SET TASK: Your task is to output the listing word for word, with pictures excluded.

DATASET CONTENT:
┄┄┄┄┄┄
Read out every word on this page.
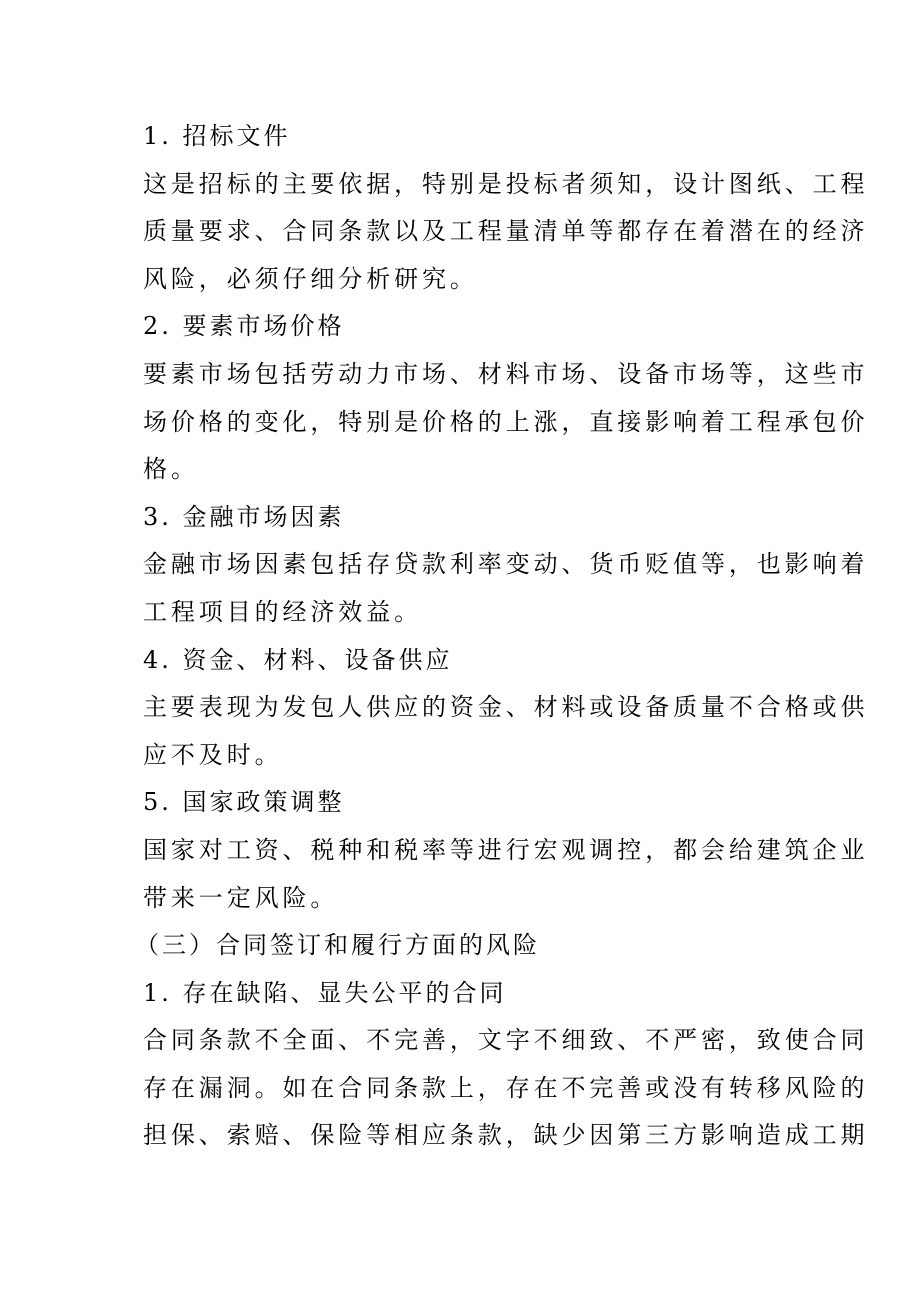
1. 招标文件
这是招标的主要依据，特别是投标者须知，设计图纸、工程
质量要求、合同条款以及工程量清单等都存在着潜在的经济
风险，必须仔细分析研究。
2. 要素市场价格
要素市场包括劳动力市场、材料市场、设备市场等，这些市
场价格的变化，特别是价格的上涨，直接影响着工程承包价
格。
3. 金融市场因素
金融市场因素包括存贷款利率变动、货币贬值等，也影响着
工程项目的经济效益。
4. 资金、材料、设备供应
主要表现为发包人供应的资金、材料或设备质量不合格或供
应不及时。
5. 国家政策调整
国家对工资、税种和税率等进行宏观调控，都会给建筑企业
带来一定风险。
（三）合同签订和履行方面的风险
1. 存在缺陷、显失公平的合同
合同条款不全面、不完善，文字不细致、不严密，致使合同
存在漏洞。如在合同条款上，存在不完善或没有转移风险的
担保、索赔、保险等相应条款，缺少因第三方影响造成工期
┄┄┄┄┄┄
ANSWER:
Read out every word on this page.
1. 招标文件
这是招标的主要依据，特别是投标者须知，设计图纸、工程
质量要求、合同条款以及工程量清单等都存在着潜在的经济
风险，必须仔细分析研究。
2. 要素市场价格
要素市场包括劳动力市场、材料市场、设备市场等，这些市
场价格的变化，特别是价格的上涨，直接影响着工程承包价
格。
3. 金融市场因素
金融市场因素包括存贷款利率变动、货币贬值等，也影响着
工程项目的经济效益。
4. 资金、材料、设备供应
主要表现为发包人供应的资金、材料或设备质量不合格或供
应不及时。
5. 国家政策调整
国家对工资、税种和税率等进行宏观调控，都会给建筑企业
带来一定风险。
（三）合同签订和履行方面的风险
1. 存在缺陷、显失公平的合同
合同条款不全面、不完善，文字不细致、不严密，致使合同
存在漏洞。如在合同条款上，存在不完善或没有转移风险的
担保、索赔、保险等相应条款，缺少因第三方影响造成工期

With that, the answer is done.